**Given task**
Scan the lines below for the word "number". Copy each line you find it in.
────────
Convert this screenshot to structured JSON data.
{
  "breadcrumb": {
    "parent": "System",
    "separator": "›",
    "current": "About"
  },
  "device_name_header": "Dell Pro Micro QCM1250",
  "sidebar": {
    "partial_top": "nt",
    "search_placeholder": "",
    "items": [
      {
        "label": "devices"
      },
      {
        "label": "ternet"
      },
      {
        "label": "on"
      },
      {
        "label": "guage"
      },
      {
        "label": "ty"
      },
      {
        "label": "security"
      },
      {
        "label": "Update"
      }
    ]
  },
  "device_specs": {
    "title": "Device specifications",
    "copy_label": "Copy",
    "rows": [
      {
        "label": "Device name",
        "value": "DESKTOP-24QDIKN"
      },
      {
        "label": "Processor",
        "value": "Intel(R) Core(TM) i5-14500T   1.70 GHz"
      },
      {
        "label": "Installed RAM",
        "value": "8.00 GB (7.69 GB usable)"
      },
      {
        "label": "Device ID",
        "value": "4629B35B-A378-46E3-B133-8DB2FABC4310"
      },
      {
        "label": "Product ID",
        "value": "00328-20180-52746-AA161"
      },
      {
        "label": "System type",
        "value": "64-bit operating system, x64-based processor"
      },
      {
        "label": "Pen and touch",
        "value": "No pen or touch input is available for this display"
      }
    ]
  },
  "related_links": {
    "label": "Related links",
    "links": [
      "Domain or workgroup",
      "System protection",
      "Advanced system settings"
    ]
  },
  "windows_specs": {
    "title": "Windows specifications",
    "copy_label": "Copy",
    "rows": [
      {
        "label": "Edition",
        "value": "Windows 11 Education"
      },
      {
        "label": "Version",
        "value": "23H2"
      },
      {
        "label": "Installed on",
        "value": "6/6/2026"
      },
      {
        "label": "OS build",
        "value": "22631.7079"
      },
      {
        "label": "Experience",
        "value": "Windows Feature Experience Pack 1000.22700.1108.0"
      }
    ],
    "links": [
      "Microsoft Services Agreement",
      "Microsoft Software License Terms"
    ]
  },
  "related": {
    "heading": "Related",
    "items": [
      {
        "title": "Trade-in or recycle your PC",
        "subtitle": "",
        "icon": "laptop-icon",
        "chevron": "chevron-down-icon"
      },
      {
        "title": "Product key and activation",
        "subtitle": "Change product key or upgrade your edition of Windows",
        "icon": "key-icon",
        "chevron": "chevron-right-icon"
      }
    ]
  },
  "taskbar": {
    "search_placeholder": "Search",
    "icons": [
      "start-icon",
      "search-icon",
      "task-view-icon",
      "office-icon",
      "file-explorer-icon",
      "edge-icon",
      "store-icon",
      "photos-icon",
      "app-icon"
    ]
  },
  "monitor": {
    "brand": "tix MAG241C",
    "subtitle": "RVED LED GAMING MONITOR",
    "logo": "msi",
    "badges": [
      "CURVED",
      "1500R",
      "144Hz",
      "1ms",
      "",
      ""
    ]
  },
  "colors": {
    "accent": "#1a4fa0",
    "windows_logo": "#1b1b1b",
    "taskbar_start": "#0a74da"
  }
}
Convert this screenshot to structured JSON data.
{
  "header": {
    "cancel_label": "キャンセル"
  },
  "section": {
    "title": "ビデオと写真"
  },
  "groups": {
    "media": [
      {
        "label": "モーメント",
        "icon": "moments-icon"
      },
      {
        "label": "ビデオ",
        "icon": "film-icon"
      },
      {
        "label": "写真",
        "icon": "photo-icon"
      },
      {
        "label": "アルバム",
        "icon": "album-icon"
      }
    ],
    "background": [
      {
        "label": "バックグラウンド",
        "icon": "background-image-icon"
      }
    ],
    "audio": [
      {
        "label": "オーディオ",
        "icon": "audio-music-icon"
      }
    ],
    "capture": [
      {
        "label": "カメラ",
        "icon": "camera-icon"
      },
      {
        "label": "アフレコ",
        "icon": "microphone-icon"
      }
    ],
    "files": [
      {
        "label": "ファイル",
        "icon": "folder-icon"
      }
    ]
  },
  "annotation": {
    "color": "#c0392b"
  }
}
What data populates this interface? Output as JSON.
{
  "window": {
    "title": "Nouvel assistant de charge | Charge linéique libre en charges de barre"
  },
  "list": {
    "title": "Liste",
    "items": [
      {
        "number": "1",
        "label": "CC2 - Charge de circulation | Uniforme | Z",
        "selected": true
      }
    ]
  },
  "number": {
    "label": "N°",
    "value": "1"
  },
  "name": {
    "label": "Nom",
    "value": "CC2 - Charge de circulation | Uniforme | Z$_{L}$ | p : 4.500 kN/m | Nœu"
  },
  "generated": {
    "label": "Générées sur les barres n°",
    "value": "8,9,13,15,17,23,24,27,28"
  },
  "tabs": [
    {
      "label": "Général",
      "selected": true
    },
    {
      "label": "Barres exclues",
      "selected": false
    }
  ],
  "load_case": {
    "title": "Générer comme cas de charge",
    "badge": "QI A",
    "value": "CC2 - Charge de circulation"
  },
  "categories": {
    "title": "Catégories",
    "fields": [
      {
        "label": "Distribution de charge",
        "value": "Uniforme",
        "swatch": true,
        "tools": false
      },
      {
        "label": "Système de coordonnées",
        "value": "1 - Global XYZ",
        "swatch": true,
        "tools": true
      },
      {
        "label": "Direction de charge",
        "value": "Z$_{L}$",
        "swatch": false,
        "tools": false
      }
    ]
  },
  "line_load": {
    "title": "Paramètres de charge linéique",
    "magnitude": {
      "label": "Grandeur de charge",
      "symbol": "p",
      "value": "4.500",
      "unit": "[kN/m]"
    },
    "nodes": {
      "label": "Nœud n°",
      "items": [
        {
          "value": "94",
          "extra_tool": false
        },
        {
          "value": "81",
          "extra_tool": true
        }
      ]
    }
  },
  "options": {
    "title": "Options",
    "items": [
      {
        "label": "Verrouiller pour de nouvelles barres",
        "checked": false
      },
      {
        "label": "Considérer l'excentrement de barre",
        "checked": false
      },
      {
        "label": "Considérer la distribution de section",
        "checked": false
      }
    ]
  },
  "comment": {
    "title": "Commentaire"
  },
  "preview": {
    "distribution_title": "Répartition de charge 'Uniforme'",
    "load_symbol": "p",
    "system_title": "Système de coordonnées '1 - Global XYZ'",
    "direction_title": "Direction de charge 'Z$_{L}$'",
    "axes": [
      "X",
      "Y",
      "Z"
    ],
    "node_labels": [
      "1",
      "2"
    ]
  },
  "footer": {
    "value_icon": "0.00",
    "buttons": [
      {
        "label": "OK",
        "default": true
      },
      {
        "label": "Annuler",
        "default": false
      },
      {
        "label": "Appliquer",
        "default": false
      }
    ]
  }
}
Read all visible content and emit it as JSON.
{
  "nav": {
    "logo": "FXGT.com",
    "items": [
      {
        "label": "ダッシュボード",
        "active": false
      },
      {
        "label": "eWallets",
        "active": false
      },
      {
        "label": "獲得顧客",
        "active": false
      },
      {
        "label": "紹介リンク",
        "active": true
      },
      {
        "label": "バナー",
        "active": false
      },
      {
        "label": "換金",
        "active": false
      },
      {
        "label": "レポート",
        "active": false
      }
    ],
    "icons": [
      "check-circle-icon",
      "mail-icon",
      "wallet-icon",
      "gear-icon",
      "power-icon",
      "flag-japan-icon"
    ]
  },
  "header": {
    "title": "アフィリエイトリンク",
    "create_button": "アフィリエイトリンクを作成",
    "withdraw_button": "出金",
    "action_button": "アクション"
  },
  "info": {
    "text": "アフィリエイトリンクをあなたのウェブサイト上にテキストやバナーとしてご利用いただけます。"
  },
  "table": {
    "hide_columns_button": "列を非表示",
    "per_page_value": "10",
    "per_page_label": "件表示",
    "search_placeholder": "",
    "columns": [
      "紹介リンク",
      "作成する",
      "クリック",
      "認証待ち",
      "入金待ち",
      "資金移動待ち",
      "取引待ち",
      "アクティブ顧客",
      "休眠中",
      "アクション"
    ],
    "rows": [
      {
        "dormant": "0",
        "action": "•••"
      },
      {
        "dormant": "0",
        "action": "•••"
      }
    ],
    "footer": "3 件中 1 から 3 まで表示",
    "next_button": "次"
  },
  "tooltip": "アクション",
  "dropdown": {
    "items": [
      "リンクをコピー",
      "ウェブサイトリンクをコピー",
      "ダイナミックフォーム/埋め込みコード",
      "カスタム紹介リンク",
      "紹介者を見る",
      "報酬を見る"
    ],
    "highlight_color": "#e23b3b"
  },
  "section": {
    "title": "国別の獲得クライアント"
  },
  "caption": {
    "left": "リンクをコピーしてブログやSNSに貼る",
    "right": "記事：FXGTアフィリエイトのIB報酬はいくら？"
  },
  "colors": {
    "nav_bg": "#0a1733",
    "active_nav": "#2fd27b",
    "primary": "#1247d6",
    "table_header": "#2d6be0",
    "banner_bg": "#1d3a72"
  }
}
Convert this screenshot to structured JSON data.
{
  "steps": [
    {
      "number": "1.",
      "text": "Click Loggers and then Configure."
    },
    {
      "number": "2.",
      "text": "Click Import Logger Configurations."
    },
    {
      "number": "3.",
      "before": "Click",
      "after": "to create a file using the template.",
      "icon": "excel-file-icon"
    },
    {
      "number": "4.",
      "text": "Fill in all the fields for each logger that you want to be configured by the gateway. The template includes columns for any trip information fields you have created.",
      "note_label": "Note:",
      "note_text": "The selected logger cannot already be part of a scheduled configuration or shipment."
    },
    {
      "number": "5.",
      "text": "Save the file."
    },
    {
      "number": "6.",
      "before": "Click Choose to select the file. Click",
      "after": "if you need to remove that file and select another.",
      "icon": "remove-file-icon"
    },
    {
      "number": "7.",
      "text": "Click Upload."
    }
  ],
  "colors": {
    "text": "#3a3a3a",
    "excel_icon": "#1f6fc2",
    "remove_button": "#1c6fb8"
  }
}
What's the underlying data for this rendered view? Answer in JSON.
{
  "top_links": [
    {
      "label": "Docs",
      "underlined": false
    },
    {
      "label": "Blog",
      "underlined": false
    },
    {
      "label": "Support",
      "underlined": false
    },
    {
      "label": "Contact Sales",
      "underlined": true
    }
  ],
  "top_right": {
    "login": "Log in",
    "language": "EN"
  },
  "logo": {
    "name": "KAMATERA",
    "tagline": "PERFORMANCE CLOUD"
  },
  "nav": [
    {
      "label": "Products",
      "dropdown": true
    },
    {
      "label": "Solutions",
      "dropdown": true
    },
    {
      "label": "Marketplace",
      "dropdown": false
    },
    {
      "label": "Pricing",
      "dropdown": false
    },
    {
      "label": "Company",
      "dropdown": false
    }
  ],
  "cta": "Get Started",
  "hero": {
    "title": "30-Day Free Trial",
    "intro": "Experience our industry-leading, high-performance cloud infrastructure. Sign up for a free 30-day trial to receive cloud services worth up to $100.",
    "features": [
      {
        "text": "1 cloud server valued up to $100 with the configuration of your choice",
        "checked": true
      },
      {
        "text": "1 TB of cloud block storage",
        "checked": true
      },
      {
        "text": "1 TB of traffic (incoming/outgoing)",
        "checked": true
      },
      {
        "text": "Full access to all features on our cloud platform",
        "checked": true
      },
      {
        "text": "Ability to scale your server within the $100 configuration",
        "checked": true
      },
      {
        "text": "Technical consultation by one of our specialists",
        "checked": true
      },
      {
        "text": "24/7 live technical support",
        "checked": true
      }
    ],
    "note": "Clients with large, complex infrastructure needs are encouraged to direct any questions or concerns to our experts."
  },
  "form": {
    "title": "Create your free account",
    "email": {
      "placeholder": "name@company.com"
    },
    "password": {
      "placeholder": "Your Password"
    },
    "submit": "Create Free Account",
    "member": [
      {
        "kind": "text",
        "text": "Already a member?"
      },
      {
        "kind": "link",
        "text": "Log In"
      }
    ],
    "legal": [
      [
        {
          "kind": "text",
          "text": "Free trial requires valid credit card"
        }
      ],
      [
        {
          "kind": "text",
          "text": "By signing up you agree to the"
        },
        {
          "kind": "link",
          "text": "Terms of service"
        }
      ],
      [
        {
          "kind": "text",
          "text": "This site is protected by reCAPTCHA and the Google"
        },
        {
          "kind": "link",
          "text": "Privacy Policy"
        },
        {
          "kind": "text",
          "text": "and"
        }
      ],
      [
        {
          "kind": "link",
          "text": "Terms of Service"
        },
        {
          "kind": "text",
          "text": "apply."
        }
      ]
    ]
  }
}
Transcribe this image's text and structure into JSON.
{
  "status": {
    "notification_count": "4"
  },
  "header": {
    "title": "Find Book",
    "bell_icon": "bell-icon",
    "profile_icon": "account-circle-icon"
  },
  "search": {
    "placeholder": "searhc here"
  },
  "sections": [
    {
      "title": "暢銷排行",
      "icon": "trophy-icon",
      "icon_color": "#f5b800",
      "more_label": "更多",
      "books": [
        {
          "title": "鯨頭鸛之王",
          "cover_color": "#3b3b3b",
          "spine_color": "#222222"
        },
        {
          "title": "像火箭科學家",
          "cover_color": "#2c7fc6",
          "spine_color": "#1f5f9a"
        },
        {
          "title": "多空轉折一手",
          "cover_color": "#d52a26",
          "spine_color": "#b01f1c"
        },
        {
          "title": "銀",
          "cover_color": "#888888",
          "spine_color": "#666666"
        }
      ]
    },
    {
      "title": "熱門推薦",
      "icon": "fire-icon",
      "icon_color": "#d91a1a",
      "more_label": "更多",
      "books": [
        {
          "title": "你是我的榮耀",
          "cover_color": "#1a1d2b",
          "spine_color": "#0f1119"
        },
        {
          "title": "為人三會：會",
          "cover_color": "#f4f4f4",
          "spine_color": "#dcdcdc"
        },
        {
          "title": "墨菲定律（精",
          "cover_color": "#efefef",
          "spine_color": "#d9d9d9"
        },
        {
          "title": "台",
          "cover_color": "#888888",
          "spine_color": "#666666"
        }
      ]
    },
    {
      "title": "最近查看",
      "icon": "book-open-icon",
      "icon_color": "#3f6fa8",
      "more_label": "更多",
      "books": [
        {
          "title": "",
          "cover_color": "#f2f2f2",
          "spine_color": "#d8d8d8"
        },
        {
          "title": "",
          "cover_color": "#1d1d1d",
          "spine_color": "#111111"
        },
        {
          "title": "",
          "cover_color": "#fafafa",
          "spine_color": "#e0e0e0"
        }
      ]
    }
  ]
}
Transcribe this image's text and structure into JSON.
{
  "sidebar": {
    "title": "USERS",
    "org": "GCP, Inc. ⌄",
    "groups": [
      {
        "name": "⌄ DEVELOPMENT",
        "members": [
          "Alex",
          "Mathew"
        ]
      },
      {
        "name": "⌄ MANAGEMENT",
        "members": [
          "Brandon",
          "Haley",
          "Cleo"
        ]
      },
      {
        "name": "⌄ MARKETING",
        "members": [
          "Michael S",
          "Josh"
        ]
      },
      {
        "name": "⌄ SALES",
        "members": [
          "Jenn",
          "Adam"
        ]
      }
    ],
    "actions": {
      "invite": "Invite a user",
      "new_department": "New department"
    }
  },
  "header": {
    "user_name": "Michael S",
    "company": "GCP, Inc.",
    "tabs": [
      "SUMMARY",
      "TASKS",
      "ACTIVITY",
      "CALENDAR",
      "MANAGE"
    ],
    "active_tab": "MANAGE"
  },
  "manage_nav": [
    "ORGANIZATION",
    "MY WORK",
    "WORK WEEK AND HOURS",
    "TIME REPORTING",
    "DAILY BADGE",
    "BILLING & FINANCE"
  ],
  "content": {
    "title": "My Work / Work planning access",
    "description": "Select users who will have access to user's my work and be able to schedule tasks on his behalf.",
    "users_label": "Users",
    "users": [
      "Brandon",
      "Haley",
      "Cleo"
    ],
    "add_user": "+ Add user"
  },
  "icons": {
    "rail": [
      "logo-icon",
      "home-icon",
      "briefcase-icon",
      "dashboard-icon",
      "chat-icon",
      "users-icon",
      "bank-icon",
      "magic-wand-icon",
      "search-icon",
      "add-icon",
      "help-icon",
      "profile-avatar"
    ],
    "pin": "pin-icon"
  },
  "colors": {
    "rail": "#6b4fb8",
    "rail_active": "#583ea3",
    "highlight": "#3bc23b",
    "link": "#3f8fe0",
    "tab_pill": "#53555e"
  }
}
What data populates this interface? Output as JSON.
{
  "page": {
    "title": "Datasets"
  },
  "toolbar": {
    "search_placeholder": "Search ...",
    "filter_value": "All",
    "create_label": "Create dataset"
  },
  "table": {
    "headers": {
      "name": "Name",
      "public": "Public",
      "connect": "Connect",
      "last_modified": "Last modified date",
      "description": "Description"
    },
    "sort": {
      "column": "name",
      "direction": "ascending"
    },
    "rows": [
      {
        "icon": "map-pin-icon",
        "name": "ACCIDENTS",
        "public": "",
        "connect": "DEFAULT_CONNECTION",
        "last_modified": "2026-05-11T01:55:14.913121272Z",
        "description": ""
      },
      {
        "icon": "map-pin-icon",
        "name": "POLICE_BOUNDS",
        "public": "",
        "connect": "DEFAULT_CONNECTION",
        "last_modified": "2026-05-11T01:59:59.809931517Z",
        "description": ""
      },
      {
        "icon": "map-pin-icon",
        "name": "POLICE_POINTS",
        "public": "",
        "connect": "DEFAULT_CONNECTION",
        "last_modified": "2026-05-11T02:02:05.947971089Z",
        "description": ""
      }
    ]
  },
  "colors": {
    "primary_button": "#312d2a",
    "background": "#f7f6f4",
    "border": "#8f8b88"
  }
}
────────
**Complete answer**
        "number": "1",
  "number": {
      "number": "1.",
      "number": "2.",
      "number": "3.",
      "number": "4.",
      "number": "5.",
      "number": "6.",
      "number": "7.",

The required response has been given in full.